Structured figure records

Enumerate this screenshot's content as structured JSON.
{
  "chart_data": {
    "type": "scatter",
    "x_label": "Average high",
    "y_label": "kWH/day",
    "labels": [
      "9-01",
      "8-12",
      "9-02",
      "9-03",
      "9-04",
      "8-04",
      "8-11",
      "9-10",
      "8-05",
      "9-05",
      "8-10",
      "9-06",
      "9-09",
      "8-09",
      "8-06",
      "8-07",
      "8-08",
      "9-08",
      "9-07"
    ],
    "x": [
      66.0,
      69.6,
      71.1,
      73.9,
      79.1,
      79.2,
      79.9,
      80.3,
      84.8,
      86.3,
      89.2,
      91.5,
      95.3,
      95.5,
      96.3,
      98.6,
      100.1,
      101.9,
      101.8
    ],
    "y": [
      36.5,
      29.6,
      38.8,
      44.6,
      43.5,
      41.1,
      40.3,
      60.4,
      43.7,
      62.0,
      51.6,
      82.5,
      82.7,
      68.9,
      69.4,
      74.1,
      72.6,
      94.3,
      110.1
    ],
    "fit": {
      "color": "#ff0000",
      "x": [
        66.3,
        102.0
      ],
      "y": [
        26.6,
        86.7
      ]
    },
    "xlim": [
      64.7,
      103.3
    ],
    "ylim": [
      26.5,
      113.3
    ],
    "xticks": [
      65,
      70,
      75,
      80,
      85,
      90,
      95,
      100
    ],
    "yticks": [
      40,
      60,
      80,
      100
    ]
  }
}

**DIRECTIONS:** Quote the entire listing above exactly.

**WORKED SOLUTION:**
Enumerate this screenshot's content as structured JSON.
{
  "chart_data": {
    "type": "scatter",
    "x_label": "Average high",
    "y_label": "kWH/day",
    "labels": [
      "9-01",
      "8-12",
      "9-02",
      "9-03",
      "9-04",
      "8-04",
      "8-11",
      "9-10",
      "8-05",
      "9-05",
      "8-10",
      "9-06",
      "9-09",
      "8-09",
      "8-06",
      "8-07",
      "8-08",
      "9-08",
      "9-07"
    ],
    "x": [
      66.0,
      69.6,
      71.1,
      73.9,
      79.1,
      79.2,
      79.9,
      80.3,
      84.8,
      86.3,
      89.2,
      91.5,
      95.3,
      95.5,
      96.3,
      98.6,
      100.1,
      101.9,
      101.8
    ],
    "y": [
      36.5,
      29.6,
      38.8,
      44.6,
      43.5,
      41.1,
      40.3,
      60.4,
      43.7,
      62.0,
      51.6,
      82.5,
      82.7,
      68.9,
      69.4,
      74.1,
      72.6,
      94.3,
      110.1
    ],
    "fit": {
      "color": "#ff0000",
      "x": [
        66.3,
        102.0
      ],
      "y": [
        26.6,
        86.7
      ]
    },
    "xlim": [
      64.7,
      103.3
    ],
    "ylim": [
      26.5,
      113.3
    ],
    "xticks": [
      65,
      70,
      75,
      80,
      85,
      90,
      95,
      100
    ],
    "yticks": [
      40,
      60,
      80,
      100
    ]
  }
}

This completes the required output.